Stated exercise — Return all the data below as it stands, minus the pictures.

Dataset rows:
— BEGIN —

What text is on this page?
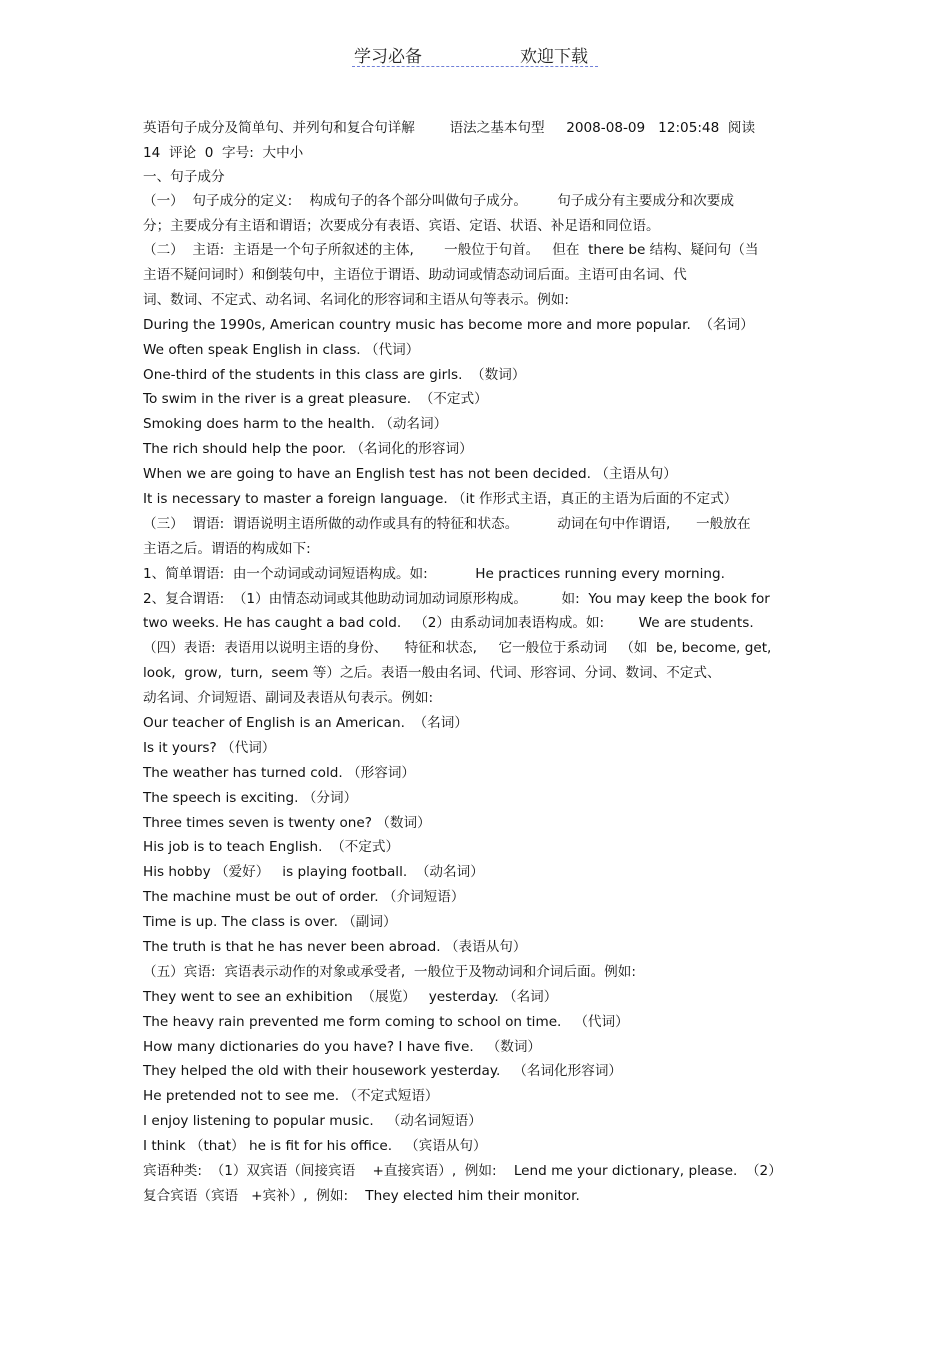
学习必备	欢迎下载
英语句子成分及简单句、并列句和复合句详解        语法之基本句型     2008-08-09   12:05:48  阅读
14  评论  0  字号:  大中小
一、句子成分
（一）  句子成分的定义:    构成句子的各个部分叫做句子成分。       句子成分有主要成分和次要成
分；主要成分有主语和谓语；次要成分有表语、宾语、定语、状语、补足语和同位语。
（二）  主语:  主语是一个句子所叙述的主体,       一般位于句首。   但在  there be 结构、疑问句（当
主语不疑问词时）和倒装句中，主语位于谓语、助动词或情态动词后面。主语可由名词、代
词、数词、不定式、动名词、名词化的形容词和主语从句等表示。例如:
During the 1990s, American country music has become more and more popular.  （名词）
We often speak English in class. （代词）
One-third of the students in this class are girls.  （数词）
To swim in the river is a great pleasure.  （不定式）
Smoking does harm to the health. （动名词）
The rich should help the poor. （名词化的形容词）
When we are going to have an English test has not been decided. （主语从句）
It is necessary to master a foreign language. （it 作形式主语，真正的主语为后面的不定式）
（三）  谓语:  谓语说明主语所做的动作或具有的特征和状态。         动词在句中作谓语,      一般放在
主语之后。谓语的构成如下:
1、简单谓语:  由一个动词或动词短语构成。如:           He practices running every morning.
2、复合谓语:  （1）由情态动词或其他助动词加动词原形构成。        如:  You may keep the book for
two weeks. He has caught a bad cold.   （2）由系动词加表语构成。如:        We are students.
（四）表语:  表语用以说明主语的身份、    特征和状态,     它一般位于系动词   （如  be, become, get,
look,  grow,  turn,  seem 等）之后。表语一般由名词、代词、形容词、分词、数词、不定式、
动名词、介词短语、副词及表语从句表示。例如:
Our teacher of English is an American.  （名词）
Is it yours? （代词）
The weather has turned cold. （形容词）
The speech is exciting. （分词）
Three times seven is twenty one? （数词）
His job is to teach English.  （不定式）
His hobby （爱好）   is playing football.  （动名词）
The machine must be out of order. （介词短语）
Time is up. The class is over. （副词）
The truth is that he has never been abroad. （表语从句）
（五）宾语:  宾语表示动作的对象或承受者,  一般位于及物动词和介词后面。例如:
They went to see an exhibition  （展览）   yesterday. （名词）
The heavy rain prevented me form coming to school on time.   （代词）
How many dictionaries do you have? I have five.   （数词）
They helped the old with their housework yesterday.   （名词化形容词）
He pretended not to see me. （不定式短语）
I enjoy listening to popular music.   （动名词短语）
I think （that） he is fit for his office.   （宾语从句）
宾语种类:  （1）双宾语（间接宾语    +直接宾语）,  例如:    Lend me your dictionary, please.  （2）
复合宾语（宾语   +宾补）,  例如:    They elected him their monitor.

— END —

Worked solution —
What text is on this page?
学习必备	欢迎下载
英语句子成分及简单句、并列句和复合句详解        语法之基本句型     2008-08-09   12:05:48  阅读
14  评论  0  字号:  大中小
一、句子成分
（一）  句子成分的定义:    构成句子的各个部分叫做句子成分。       句子成分有主要成分和次要成
分；主要成分有主语和谓语；次要成分有表语、宾语、定语、状语、补足语和同位语。
（二）  主语:  主语是一个句子所叙述的主体,       一般位于句首。   但在  there be 结构、疑问句（当
主语不疑问词时）和倒装句中，主语位于谓语、助动词或情态动词后面。主语可由名词、代
词、数词、不定式、动名词、名词化的形容词和主语从句等表示。例如:
During the 1990s, American country music has become more and more popular.  （名词）
We often speak English in class. （代词）
One-third of the students in this class are girls.  （数词）
To swim in the river is a great pleasure.  （不定式）
Smoking does harm to the health. （动名词）
The rich should help the poor. （名词化的形容词）
When we are going to have an English test has not been decided. （主语从句）
It is necessary to master a foreign language. （it 作形式主语，真正的主语为后面的不定式）
（三）  谓语:  谓语说明主语所做的动作或具有的特征和状态。         动词在句中作谓语,      一般放在
主语之后。谓语的构成如下:
1、简单谓语:  由一个动词或动词短语构成。如:           He practices running every morning.
2、复合谓语:  （1）由情态动词或其他助动词加动词原形构成。        如:  You may keep the book for
two weeks. He has caught a bad cold.   （2）由系动词加表语构成。如:        We are students.
（四）表语:  表语用以说明主语的身份、    特征和状态,     它一般位于系动词   （如  be, become, get,
look,  grow,  turn,  seem 等）之后。表语一般由名词、代词、形容词、分词、数词、不定式、
动名词、介词短语、副词及表语从句表示。例如:
Our teacher of English is an American.  （名词）
Is it yours? （代词）
The weather has turned cold. （形容词）
The speech is exciting. （分词）
Three times seven is twenty one? （数词）
His job is to teach English.  （不定式）
His hobby （爱好）   is playing football.  （动名词）
The machine must be out of order. （介词短语）
Time is up. The class is over. （副词）
The truth is that he has never been abroad. （表语从句）
（五）宾语:  宾语表示动作的对象或承受者,  一般位于及物动词和介词后面。例如:
They went to see an exhibition  （展览）   yesterday. （名词）
The heavy rain prevented me form coming to school on time.   （代词）
How many dictionaries do you have? I have five.   （数词）
They helped the old with their housework yesterday.   （名词化形容词）
He pretended not to see me. （不定式短语）
I enjoy listening to popular music.   （动名词短语）
I think （that） he is fit for his office.   （宾语从句）
宾语种类:  （1）双宾语（间接宾语    +直接宾语）,  例如:    Lend me your dictionary, please.  （2）
复合宾语（宾语   +宾补）,  例如:    They elected him their monitor.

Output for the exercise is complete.